----- DATA LINES

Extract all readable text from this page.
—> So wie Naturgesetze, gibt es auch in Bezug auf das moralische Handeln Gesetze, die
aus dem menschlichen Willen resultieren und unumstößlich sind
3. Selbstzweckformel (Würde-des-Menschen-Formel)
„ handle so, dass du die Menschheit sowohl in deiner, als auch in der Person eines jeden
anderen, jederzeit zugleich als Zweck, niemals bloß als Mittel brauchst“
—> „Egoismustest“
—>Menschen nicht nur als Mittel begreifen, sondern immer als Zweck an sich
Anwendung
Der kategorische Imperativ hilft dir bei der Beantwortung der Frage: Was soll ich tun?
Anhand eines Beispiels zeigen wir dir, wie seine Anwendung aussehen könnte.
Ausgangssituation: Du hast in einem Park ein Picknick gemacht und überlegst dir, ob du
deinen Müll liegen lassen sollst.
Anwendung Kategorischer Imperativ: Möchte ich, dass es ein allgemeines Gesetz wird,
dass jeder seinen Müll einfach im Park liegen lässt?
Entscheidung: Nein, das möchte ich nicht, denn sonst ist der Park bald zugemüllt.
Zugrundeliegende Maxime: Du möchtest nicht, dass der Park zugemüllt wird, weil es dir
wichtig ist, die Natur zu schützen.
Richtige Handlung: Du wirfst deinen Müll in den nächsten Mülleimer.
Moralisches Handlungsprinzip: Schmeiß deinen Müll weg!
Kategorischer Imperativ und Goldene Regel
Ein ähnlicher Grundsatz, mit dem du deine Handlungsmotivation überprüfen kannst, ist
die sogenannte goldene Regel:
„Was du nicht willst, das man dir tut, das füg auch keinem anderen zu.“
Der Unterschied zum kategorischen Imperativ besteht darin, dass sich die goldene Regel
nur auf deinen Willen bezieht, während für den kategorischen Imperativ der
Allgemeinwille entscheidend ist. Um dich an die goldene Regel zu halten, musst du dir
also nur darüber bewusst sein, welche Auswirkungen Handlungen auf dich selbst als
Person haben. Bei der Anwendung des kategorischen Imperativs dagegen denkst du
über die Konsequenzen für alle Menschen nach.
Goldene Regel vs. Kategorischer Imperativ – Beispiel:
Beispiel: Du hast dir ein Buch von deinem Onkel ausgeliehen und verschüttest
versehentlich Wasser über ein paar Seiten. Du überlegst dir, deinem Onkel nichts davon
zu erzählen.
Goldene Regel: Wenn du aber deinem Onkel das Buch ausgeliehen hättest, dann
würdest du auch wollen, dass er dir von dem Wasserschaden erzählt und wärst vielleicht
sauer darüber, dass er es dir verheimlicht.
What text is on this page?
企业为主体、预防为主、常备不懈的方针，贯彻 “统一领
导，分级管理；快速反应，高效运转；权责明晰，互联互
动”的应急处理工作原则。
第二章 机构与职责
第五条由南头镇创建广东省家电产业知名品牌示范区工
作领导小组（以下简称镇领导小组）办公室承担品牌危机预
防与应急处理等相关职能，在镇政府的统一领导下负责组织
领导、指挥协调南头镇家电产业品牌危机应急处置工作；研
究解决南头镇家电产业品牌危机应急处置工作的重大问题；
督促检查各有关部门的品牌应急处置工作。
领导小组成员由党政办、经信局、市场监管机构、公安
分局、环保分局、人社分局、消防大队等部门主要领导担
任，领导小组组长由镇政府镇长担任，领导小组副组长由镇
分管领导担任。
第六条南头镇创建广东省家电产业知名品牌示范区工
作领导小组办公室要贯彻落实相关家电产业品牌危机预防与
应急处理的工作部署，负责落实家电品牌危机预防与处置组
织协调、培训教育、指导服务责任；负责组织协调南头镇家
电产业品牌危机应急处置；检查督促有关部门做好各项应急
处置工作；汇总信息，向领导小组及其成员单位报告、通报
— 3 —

----------

WHAT NEEDS TO BE DONE: Track down the lines that include the word "darüber" and copy them.

THE OUTPUT:
also nur darüber bewusst sein, welche Auswirkungen Handlungen auf dich selbst als
sauer darüber, dass er es dir verheimlicht.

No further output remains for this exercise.